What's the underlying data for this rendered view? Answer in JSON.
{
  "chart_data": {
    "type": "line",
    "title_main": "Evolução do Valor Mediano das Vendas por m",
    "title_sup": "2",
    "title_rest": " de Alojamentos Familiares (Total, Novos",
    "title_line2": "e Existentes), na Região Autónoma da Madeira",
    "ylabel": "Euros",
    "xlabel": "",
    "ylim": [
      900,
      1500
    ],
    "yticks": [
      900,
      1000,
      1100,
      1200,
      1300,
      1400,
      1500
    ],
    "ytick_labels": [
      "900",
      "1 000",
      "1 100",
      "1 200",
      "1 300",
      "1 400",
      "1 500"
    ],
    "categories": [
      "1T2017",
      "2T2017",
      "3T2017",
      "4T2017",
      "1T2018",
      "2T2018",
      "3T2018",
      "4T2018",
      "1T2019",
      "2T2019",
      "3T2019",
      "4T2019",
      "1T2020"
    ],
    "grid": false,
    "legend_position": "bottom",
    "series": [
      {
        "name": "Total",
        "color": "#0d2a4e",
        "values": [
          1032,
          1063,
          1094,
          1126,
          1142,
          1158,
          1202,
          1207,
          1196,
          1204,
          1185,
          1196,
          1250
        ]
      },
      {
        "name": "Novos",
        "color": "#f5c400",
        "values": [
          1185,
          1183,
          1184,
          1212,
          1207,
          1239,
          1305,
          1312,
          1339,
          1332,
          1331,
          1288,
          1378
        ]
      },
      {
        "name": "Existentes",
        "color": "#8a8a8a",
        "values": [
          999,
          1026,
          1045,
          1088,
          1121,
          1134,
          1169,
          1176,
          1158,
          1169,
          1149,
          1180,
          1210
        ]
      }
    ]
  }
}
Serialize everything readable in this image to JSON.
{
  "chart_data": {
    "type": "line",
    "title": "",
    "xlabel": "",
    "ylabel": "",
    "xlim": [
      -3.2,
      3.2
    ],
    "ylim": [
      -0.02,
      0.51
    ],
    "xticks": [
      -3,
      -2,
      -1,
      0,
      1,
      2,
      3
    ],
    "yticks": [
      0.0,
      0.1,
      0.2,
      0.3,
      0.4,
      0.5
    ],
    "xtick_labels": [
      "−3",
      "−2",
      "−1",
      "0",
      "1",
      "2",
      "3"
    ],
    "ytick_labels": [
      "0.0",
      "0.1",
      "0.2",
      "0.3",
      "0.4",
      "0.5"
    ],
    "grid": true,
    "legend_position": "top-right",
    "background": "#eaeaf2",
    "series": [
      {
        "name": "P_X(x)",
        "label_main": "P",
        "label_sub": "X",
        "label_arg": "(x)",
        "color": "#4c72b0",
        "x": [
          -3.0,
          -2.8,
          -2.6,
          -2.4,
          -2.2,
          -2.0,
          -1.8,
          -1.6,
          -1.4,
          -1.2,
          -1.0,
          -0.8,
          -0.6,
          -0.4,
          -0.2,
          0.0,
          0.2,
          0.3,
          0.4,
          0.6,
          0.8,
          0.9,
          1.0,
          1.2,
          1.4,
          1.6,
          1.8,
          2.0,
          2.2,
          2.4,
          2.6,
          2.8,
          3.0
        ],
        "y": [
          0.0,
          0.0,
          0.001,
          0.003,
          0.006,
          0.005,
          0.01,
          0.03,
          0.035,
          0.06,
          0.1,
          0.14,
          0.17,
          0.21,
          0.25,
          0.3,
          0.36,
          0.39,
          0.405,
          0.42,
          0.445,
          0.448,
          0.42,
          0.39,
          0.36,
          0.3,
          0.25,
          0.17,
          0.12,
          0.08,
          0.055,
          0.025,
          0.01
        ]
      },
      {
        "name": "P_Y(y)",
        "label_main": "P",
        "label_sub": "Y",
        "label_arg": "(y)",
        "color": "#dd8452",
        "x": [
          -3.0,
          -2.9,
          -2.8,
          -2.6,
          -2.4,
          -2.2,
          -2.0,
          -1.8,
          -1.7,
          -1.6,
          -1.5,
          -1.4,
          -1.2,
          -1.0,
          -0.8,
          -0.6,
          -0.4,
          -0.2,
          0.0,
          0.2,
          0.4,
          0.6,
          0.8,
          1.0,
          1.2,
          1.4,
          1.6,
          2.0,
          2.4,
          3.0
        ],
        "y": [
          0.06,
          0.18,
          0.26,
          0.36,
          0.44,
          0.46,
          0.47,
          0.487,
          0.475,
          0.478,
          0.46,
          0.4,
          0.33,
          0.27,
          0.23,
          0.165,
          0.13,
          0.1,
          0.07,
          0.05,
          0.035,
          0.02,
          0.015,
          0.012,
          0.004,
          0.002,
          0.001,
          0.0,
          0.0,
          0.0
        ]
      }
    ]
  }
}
□ □ □ □ □
THE PROBLEM. Write every record out again, unaltered.

THE REPLY.
What's the underlying data for this rendered view? Answer in JSON.
{
  "chart_data": {
    "type": "line",
    "title_main": "Evolução do Valor Mediano das Vendas por m",
    "title_sup": "2",
    "title_rest": " de Alojamentos Familiares (Total, Novos",
    "title_line2": "e Existentes), na Região Autónoma da Madeira",
    "ylabel": "Euros",
    "xlabel": "",
    "ylim": [
      900,
      1500
    ],
    "yticks": [
      900,
      1000,
      1100,
      1200,
      1300,
      1400,
      1500
    ],
    "ytick_labels": [
      "900",
      "1 000",
      "1 100",
      "1 200",
      "1 300",
      "1 400",
      "1 500"
    ],
    "categories": [
      "1T2017",
      "2T2017",
      "3T2017",
      "4T2017",
      "1T2018",
      "2T2018",
      "3T2018",
      "4T2018",
      "1T2019",
      "2T2019",
      "3T2019",
      "4T2019",
      "1T2020"
    ],
    "grid": false,
    "legend_position": "bottom",
    "series": [
      {
        "name": "Total",
        "color": "#0d2a4e",
        "values": [
          1032,
          1063,
          1094,
          1126,
          1142,
          1158,
          1202,
          1207,
          1196,
          1204,
          1185,
          1196,
          1250
        ]
      },
      {
        "name": "Novos",
        "color": "#f5c400",
        "values": [
          1185,
          1183,
          1184,
          1212,
          1207,
          1239,
          1305,
          1312,
          1339,
          1332,
          1331,
          1288,
          1378
        ]
      },
      {
        "name": "Existentes",
        "color": "#8a8a8a",
        "values": [
          999,
          1026,
          1045,
          1088,
          1121,
          1134,
          1169,
          1176,
          1158,
          1169,
          1149,
          1180,
          1210
        ]
      }
    ]
  }
}
Serialize everything readable in this image to JSON.
{
  "chart_data": {
    "type": "line",
    "title": "",
    "xlabel": "",
    "ylabel": "",
    "xlim": [
      -3.2,
      3.2
    ],
    "ylim": [
      -0.02,
      0.51
    ],
    "xticks": [
      -3,
      -2,
      -1,
      0,
      1,
      2,
      3
    ],
    "yticks": [
      0.0,
      0.1,
      0.2,
      0.3,
      0.4,
      0.5
    ],
    "xtick_labels": [
      "−3",
      "−2",
      "−1",
      "0",
      "1",
      "2",
      "3"
    ],
    "ytick_labels": [
      "0.0",
      "0.1",
      "0.2",
      "0.3",
      "0.4",
      "0.5"
    ],
    "grid": true,
    "legend_position": "top-right",
    "background": "#eaeaf2",
    "series": [
      {
        "name": "P_X(x)",
        "label_main": "P",
        "label_sub": "X",
        "label_arg": "(x)",
        "color": "#4c72b0",
        "x": [
          -3.0,
          -2.8,
          -2.6,
          -2.4,
          -2.2,
          -2.0,
          -1.8,
          -1.6,
          -1.4,
          -1.2,
          -1.0,
          -0.8,
          -0.6,
          -0.4,
          -0.2,
          0.0,
          0.2,
          0.3,
          0.4,
          0.6,
          0.8,
          0.9,
          1.0,
          1.2,
          1.4,
          1.6,
          1.8,
          2.0,
          2.2,
          2.4,
          2.6,
          2.8,
          3.0
        ],
        "y": [
          0.0,
          0.0,
          0.001,
          0.003,
          0.006,
          0.005,
          0.01,
          0.03,
          0.035,
          0.06,
          0.1,
          0.14,
          0.17,
          0.21,
          0.25,
          0.3,
          0.36,
          0.39,
          0.405,
          0.42,
          0.445,
          0.448,
          0.42,
          0.39,
          0.36,
          0.3,
          0.25,
          0.17,
          0.12,
          0.08,
          0.055,
          0.025,
          0.01
        ]
      },
      {
        "name": "P_Y(y)",
        "label_main": "P",
        "label_sub": "Y",
        "label_arg": "(y)",
        "color": "#dd8452",
        "x": [
          -3.0,
          -2.9,
          -2.8,
          -2.6,
          -2.4,
          -2.2,
          -2.0,
          -1.8,
          -1.7,
          -1.6,
          -1.5,
          -1.4,
          -1.2,
          -1.0,
          -0.8,
          -0.6,
          -0.4,
          -0.2,
          0.0,
          0.2,
          0.4,
          0.6,
          0.8,
          1.0,
          1.2,
          1.4,
          1.6,
          2.0,
          2.4,
          3.0
        ],
        "y": [
          0.06,
          0.18,
          0.26,
          0.36,
          0.44,
          0.46,
          0.47,
          0.487,
          0.475,
          0.478,
          0.46,
          0.4,
          0.33,
          0.27,
          0.23,
          0.165,
          0.13,
          0.1,
          0.07,
          0.05,
          0.035,
          0.02,
          0.015,
          0.012,
          0.004,
          0.002,
          0.001,
          0.0,
          0.0,
          0.0
        ]
      }
    ]
  }
}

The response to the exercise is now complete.